### Extracted records ###

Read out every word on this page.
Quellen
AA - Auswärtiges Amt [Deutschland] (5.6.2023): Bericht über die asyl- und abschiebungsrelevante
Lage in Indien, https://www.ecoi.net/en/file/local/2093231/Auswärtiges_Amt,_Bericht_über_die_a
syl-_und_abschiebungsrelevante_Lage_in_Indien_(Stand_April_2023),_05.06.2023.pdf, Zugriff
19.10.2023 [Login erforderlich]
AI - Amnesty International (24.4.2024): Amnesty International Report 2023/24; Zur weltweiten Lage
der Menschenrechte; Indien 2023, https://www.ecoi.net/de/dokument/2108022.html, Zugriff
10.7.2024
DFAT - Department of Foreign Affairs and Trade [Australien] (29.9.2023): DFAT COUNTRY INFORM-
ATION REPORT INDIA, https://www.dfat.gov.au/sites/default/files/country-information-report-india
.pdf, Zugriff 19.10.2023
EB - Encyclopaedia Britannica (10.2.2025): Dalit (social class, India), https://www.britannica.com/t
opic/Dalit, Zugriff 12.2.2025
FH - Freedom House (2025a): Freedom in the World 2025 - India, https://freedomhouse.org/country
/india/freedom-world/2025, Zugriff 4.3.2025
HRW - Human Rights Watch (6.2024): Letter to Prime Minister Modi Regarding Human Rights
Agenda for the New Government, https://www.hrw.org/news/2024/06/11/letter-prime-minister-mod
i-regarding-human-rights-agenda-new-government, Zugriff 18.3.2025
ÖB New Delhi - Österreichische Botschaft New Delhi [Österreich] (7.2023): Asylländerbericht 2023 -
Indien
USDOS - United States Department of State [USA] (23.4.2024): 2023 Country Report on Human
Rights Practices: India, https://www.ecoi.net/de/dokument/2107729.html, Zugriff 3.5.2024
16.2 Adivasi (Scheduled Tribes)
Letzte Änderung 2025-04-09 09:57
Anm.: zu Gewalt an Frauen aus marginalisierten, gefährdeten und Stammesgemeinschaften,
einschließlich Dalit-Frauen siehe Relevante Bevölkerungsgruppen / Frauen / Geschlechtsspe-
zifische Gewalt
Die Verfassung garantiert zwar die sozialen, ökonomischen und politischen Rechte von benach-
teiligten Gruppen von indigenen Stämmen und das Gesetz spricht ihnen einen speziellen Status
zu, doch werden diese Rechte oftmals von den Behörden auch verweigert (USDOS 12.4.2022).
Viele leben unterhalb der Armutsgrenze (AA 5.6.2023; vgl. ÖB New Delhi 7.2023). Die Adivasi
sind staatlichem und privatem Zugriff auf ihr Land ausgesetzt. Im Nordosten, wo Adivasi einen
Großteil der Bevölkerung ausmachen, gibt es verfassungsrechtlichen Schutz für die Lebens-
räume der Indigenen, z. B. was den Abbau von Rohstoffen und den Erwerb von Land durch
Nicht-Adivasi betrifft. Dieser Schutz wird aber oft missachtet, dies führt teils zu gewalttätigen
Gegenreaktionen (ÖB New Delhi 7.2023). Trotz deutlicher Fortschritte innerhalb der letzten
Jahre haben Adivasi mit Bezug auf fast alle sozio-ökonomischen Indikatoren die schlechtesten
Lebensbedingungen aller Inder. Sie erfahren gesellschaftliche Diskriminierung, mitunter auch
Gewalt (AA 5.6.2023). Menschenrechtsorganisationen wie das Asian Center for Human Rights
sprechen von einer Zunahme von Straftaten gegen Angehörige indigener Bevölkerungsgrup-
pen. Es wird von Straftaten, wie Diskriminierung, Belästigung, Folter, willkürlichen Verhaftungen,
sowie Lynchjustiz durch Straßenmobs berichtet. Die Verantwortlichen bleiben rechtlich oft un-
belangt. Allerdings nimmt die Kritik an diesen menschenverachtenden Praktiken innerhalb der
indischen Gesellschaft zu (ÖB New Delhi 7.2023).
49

###

*Task statement*: All of the entries should be written out again exactly.

*Answer in full*:
Read out every word on this page.
Quellen
AA - Auswärtiges Amt [Deutschland] (5.6.2023): Bericht über die asyl- und abschiebungsrelevante
Lage in Indien, https://www.ecoi.net/en/file/local/2093231/Auswärtiges_Amt,_Bericht_über_die_a
syl-_und_abschiebungsrelevante_Lage_in_Indien_(Stand_April_2023),_05.06.2023.pdf, Zugriff
19.10.2023 [Login erforderlich]
AI - Amnesty International (24.4.2024): Amnesty International Report 2023/24; Zur weltweiten Lage
der Menschenrechte; Indien 2023, https://www.ecoi.net/de/dokument/2108022.html, Zugriff
10.7.2024
DFAT - Department of Foreign Affairs and Trade [Australien] (29.9.2023): DFAT COUNTRY INFORM-
ATION REPORT INDIA, https://www.dfat.gov.au/sites/default/files/country-information-report-india
.pdf, Zugriff 19.10.2023
EB - Encyclopaedia Britannica (10.2.2025): Dalit (social class, India), https://www.britannica.com/t
opic/Dalit, Zugriff 12.2.2025
FH - Freedom House (2025a): Freedom in the World 2025 - India, https://freedomhouse.org/country
/india/freedom-world/2025, Zugriff 4.3.2025
HRW - Human Rights Watch (6.2024): Letter to Prime Minister Modi Regarding Human Rights
Agenda for the New Government, https://www.hrw.org/news/2024/06/11/letter-prime-minister-mod
i-regarding-human-rights-agenda-new-government, Zugriff 18.3.2025
ÖB New Delhi - Österreichische Botschaft New Delhi [Österreich] (7.2023): Asylländerbericht 2023 -
Indien
USDOS - United States Department of State [USA] (23.4.2024): 2023 Country Report on Human
Rights Practices: India, https://www.ecoi.net/de/dokument/2107729.html, Zugriff 3.5.2024
16.2 Adivasi (Scheduled Tribes)
Letzte Änderung 2025-04-09 09:57
Anm.: zu Gewalt an Frauen aus marginalisierten, gefährdeten und Stammesgemeinschaften,
einschließlich Dalit-Frauen siehe Relevante Bevölkerungsgruppen / Frauen / Geschlechtsspe-
zifische Gewalt
Die Verfassung garantiert zwar die sozialen, ökonomischen und politischen Rechte von benach-
teiligten Gruppen von indigenen Stämmen und das Gesetz spricht ihnen einen speziellen Status
zu, doch werden diese Rechte oftmals von den Behörden auch verweigert (USDOS 12.4.2022).
Viele leben unterhalb der Armutsgrenze (AA 5.6.2023; vgl. ÖB New Delhi 7.2023). Die Adivasi
sind staatlichem und privatem Zugriff auf ihr Land ausgesetzt. Im Nordosten, wo Adivasi einen
Großteil der Bevölkerung ausmachen, gibt es verfassungsrechtlichen Schutz für die Lebens-
räume der Indigenen, z. B. was den Abbau von Rohstoffen und den Erwerb von Land durch
Nicht-Adivasi betrifft. Dieser Schutz wird aber oft missachtet, dies führt teils zu gewalttätigen
Gegenreaktionen (ÖB New Delhi 7.2023). Trotz deutlicher Fortschritte innerhalb der letzten
Jahre haben Adivasi mit Bezug auf fast alle sozio-ökonomischen Indikatoren die schlechtesten
Lebensbedingungen aller Inder. Sie erfahren gesellschaftliche Diskriminierung, mitunter auch
Gewalt (AA 5.6.2023). Menschenrechtsorganisationen wie das Asian Center for Human Rights
sprechen von einer Zunahme von Straftaten gegen Angehörige indigener Bevölkerungsgrup-
pen. Es wird von Straftaten, wie Diskriminierung, Belästigung, Folter, willkürlichen Verhaftungen,
sowie Lynchjustiz durch Straßenmobs berichtet. Die Verantwortlichen bleiben rechtlich oft un-
belangt. Allerdings nimmt die Kritik an diesen menschenverachtenden Praktiken innerhalb der
indischen Gesellschaft zu (ÖB New Delhi 7.2023).
49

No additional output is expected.